Copy out each line exactly as it appears.

Records to process:
## begin
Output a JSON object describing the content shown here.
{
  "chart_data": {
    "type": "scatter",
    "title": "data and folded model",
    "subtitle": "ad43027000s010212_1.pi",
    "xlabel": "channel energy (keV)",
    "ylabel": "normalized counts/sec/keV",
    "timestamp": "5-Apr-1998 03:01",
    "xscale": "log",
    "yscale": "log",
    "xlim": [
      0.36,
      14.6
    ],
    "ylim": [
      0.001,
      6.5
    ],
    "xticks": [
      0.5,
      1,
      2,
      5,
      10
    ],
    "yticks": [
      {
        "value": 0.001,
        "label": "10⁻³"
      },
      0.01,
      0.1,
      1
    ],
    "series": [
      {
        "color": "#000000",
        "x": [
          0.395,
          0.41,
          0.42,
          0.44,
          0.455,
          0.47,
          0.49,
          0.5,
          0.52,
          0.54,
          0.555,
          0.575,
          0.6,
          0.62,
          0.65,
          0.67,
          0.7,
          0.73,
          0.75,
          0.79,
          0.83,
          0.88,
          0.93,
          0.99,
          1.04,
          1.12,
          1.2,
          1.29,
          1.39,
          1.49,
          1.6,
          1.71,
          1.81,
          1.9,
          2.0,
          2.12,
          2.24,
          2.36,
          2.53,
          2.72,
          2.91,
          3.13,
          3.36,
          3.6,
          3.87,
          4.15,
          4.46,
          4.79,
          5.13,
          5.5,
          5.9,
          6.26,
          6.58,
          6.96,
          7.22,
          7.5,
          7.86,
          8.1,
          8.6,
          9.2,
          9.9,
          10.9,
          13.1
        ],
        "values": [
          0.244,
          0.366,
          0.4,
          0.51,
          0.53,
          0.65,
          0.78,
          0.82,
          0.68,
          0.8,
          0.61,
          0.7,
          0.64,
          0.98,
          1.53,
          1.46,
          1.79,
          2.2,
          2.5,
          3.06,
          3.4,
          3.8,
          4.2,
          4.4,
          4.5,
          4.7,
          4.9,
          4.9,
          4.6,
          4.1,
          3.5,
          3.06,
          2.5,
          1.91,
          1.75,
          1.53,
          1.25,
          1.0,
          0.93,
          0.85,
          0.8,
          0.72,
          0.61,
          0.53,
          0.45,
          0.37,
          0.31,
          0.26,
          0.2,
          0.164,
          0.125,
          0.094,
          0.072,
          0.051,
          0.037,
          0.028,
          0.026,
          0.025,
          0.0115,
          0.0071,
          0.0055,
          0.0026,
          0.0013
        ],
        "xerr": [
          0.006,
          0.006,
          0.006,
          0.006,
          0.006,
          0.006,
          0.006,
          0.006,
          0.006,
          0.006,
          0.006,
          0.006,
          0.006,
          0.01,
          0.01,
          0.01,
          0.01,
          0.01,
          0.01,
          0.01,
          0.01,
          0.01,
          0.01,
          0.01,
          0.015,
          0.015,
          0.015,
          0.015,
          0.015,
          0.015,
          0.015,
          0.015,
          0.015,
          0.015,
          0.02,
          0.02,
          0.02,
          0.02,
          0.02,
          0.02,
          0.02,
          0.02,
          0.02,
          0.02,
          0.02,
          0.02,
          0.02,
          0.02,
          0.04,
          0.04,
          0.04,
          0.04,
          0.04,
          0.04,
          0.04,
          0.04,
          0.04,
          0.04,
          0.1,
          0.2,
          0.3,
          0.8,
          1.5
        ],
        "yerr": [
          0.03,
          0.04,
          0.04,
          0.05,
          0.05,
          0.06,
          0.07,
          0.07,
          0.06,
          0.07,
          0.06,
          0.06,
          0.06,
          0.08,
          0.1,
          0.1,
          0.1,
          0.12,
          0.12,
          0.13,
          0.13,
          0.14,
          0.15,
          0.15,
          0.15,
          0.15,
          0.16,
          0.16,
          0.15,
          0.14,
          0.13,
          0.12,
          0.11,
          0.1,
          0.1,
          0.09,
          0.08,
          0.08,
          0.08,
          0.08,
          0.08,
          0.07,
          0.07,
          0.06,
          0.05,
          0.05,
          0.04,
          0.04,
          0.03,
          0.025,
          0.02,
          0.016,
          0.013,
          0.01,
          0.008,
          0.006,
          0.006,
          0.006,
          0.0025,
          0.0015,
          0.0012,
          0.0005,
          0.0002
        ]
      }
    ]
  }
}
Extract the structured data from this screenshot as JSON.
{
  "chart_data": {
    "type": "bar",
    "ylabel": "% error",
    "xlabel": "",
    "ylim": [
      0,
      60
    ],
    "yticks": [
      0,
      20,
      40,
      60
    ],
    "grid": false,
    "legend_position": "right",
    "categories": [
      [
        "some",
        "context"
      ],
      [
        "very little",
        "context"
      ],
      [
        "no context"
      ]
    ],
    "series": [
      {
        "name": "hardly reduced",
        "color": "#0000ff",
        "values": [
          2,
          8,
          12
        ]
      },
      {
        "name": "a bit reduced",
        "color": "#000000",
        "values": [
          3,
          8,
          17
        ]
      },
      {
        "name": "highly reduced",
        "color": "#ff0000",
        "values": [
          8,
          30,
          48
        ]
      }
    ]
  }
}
## end
Answer for this exercise:
Output a JSON object describing the content shown here.
{
  "chart_data": {
    "type": "scatter",
    "title": "data and folded model",
    "subtitle": "ad43027000s010212_1.pi",
    "xlabel": "channel energy (keV)",
    "ylabel": "normalized counts/sec/keV",
    "timestamp": "5-Apr-1998 03:01",
    "xscale": "log",
    "yscale": "log",
    "xlim": [
      0.36,
      14.6
    ],
    "ylim": [
      0.001,
      6.5
    ],
    "xticks": [
      0.5,
      1,
      2,
      5,
      10
    ],
    "yticks": [
      {
        "value": 0.001,
        "label": "10⁻³"
      },
      0.01,
      0.1,
      1
    ],
    "series": [
      {
        "color": "#000000",
        "x": [
          0.395,
          0.41,
          0.42,
          0.44,
          0.455,
          0.47,
          0.49,
          0.5,
          0.52,
          0.54,
          0.555,
          0.575,
          0.6,
          0.62,
          0.65,
          0.67,
          0.7,
          0.73,
          0.75,
          0.79,
          0.83,
          0.88,
          0.93,
          0.99,
          1.04,
          1.12,
          1.2,
          1.29,
          1.39,
          1.49,
          1.6,
          1.71,
          1.81,
          1.9,
          2.0,
          2.12,
          2.24,
          2.36,
          2.53,
          2.72,
          2.91,
          3.13,
          3.36,
          3.6,
          3.87,
          4.15,
          4.46,
          4.79,
          5.13,
          5.5,
          5.9,
          6.26,
          6.58,
          6.96,
          7.22,
          7.5,
          7.86,
          8.1,
          8.6,
          9.2,
          9.9,
          10.9,
          13.1
        ],
        "values": [
          0.244,
          0.366,
          0.4,
          0.51,
          0.53,
          0.65,
          0.78,
          0.82,
          0.68,
          0.8,
          0.61,
          0.7,
          0.64,
          0.98,
          1.53,
          1.46,
          1.79,
          2.2,
          2.5,
          3.06,
          3.4,
          3.8,
          4.2,
          4.4,
          4.5,
          4.7,
          4.9,
          4.9,
          4.6,
          4.1,
          3.5,
          3.06,
          2.5,
          1.91,
          1.75,
          1.53,
          1.25,
          1.0,
          0.93,
          0.85,
          0.8,
          0.72,
          0.61,
          0.53,
          0.45,
          0.37,
          0.31,
          0.26,
          0.2,
          0.164,
          0.125,
          0.094,
          0.072,
          0.051,
          0.037,
          0.028,
          0.026,
          0.025,
          0.0115,
          0.0071,
          0.0055,
          0.0026,
          0.0013
        ],
        "xerr": [
          0.006,
          0.006,
          0.006,
          0.006,
          0.006,
          0.006,
          0.006,
          0.006,
          0.006,
          0.006,
          0.006,
          0.006,
          0.006,
          0.01,
          0.01,
          0.01,
          0.01,
          0.01,
          0.01,
          0.01,
          0.01,
          0.01,
          0.01,
          0.01,
          0.015,
          0.015,
          0.015,
          0.015,
          0.015,
          0.015,
          0.015,
          0.015,
          0.015,
          0.015,
          0.02,
          0.02,
          0.02,
          0.02,
          0.02,
          0.02,
          0.02,
          0.02,
          0.02,
          0.02,
          0.02,
          0.02,
          0.02,
          0.02,
          0.04,
          0.04,
          0.04,
          0.04,
          0.04,
          0.04,
          0.04,
          0.04,
          0.04,
          0.04,
          0.1,
          0.2,
          0.3,
          0.8,
          1.5
        ],
        "yerr": [
          0.03,
          0.04,
          0.04,
          0.05,
          0.05,
          0.06,
          0.07,
          0.07,
          0.06,
          0.07,
          0.06,
          0.06,
          0.06,
          0.08,
          0.1,
          0.1,
          0.1,
          0.12,
          0.12,
          0.13,
          0.13,
          0.14,
          0.15,
          0.15,
          0.15,
          0.15,
          0.16,
          0.16,
          0.15,
          0.14,
          0.13,
          0.12,
          0.11,
          0.1,
          0.1,
          0.09,
          0.08,
          0.08,
          0.08,
          0.08,
          0.08,
          0.07,
          0.07,
          0.06,
          0.05,
          0.05,
          0.04,
          0.04,
          0.03,
          0.025,
          0.02,
          0.016,
          0.013,
          0.01,
          0.008,
          0.006,
          0.006,
          0.006,
          0.0025,
          0.0015,
          0.0012,
          0.0005,
          0.0002
        ]
      }
    ]
  }
}
Extract the structured data from this screenshot as JSON.
{
  "chart_data": {
    "type": "bar",
    "ylabel": "% error",
    "xlabel": "",
    "ylim": [
      0,
      60
    ],
    "yticks": [
      0,
      20,
      40,
      60
    ],
    "grid": false,
    "legend_position": "right",
    "categories": [
      [
        "some",
        "context"
      ],
      [
        "very little",
        "context"
      ],
      [
        "no context"
      ]
    ],
    "series": [
      {
        "name": "hardly reduced",
        "color": "#0000ff",
        "values": [
          2,
          8,
          12
        ]
      },
      {
        "name": "a bit reduced",
        "color": "#000000",
        "values": [
          3,
          8,
          17
        ]
      },
      {
        "name": "highly reduced",
        "color": "#ff0000",
        "values": [
          8,
          30,
          48
        ]
      }
    ]
  }
}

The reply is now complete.